• _WRITTEN PROBLEM_
Every line of the records must be repeated exactly; pictures stay out.

[Stored items]
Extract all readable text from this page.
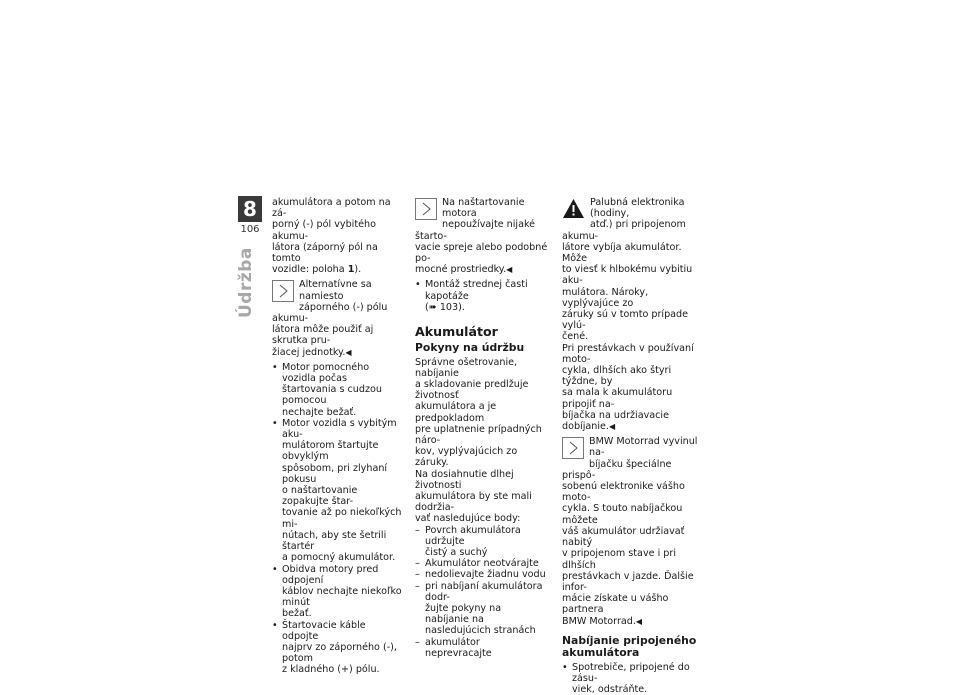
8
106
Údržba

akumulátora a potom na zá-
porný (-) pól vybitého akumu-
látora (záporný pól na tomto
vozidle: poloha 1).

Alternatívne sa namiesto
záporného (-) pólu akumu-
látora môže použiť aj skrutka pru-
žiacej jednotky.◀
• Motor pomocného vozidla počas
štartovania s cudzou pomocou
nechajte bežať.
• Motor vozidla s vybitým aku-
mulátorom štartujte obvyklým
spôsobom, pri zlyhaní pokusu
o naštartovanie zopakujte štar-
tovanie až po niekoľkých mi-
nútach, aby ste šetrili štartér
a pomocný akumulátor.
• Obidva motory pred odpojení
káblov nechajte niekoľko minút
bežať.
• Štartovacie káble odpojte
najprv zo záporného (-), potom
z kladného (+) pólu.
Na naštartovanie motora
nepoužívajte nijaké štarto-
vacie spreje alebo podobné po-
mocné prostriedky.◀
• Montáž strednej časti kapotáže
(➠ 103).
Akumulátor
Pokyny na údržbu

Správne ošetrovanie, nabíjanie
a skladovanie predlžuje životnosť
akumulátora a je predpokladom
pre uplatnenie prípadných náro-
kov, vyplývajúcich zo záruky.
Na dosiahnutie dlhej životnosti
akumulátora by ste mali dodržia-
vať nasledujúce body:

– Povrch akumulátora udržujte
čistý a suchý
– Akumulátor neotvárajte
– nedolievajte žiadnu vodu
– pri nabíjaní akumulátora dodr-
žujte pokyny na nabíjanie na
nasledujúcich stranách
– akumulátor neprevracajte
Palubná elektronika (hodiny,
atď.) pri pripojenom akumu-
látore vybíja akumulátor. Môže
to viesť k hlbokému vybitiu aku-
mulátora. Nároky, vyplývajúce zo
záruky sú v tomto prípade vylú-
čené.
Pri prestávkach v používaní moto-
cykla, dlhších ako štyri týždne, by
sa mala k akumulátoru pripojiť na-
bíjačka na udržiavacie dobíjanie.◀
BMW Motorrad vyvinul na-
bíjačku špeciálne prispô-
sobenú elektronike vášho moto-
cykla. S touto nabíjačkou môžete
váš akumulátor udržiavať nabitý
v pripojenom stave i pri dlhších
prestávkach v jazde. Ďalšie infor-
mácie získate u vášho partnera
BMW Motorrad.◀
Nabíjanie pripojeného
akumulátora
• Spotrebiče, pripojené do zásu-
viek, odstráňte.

• _ANSWER TO THIS TASK_
Extract all readable text from this page.
8
106
Údržba

akumulátora a potom na zá-
porný (-) pól vybitého akumu-
látora (záporný pól na tomto
vozidle: poloha 1).

Alternatívne sa namiesto
záporného (-) pólu akumu-
látora môže použiť aj skrutka pru-
žiacej jednotky.◀
• Motor pomocného vozidla počas
štartovania s cudzou pomocou
nechajte bežať.
• Motor vozidla s vybitým aku-
mulátorom štartujte obvyklým
spôsobom, pri zlyhaní pokusu
o naštartovanie zopakujte štar-
tovanie až po niekoľkých mi-
nútach, aby ste šetrili štartér
a pomocný akumulátor.
• Obidva motory pred odpojení
káblov nechajte niekoľko minút
bežať.
• Štartovacie káble odpojte
najprv zo záporného (-), potom
z kladného (+) pólu.
Na naštartovanie motora
nepoužívajte nijaké štarto-
vacie spreje alebo podobné po-
mocné prostriedky.◀
• Montáž strednej časti kapotáže
(➠ 103).
Akumulátor
Pokyny na údržbu

Správne ošetrovanie, nabíjanie
a skladovanie predlžuje životnosť
akumulátora a je predpokladom
pre uplatnenie prípadných náro-
kov, vyplývajúcich zo záruky.
Na dosiahnutie dlhej životnosti
akumulátora by ste mali dodržia-
vať nasledujúce body:

– Povrch akumulátora udržujte
čistý a suchý
– Akumulátor neotvárajte
– nedolievajte žiadnu vodu
– pri nabíjaní akumulátora dodr-
žujte pokyny na nabíjanie na
nasledujúcich stranách
– akumulátor neprevracajte
Palubná elektronika (hodiny,
atď.) pri pripojenom akumu-
látore vybíja akumulátor. Môže
to viesť k hlbokému vybitiu aku-
mulátora. Nároky, vyplývajúce zo
záruky sú v tomto prípade vylú-
čené.
Pri prestávkach v používaní moto-
cykla, dlhších ako štyri týždne, by
sa mala k akumulátoru pripojiť na-
bíjačka na udržiavacie dobíjanie.◀
BMW Motorrad vyvinul na-
bíjačku špeciálne prispô-
sobenú elektronike vášho moto-
cykla. S touto nabíjačkou môžete
váš akumulátor udržiavať nabitý
v pripojenom stave i pri dlhších
prestávkach v jazde. Ďalšie infor-
mácie získate u vášho partnera
BMW Motorrad.◀
Nabíjanie pripojeného
akumulátora
• Spotrebiče, pripojené do zásu-
viek, odstráňte.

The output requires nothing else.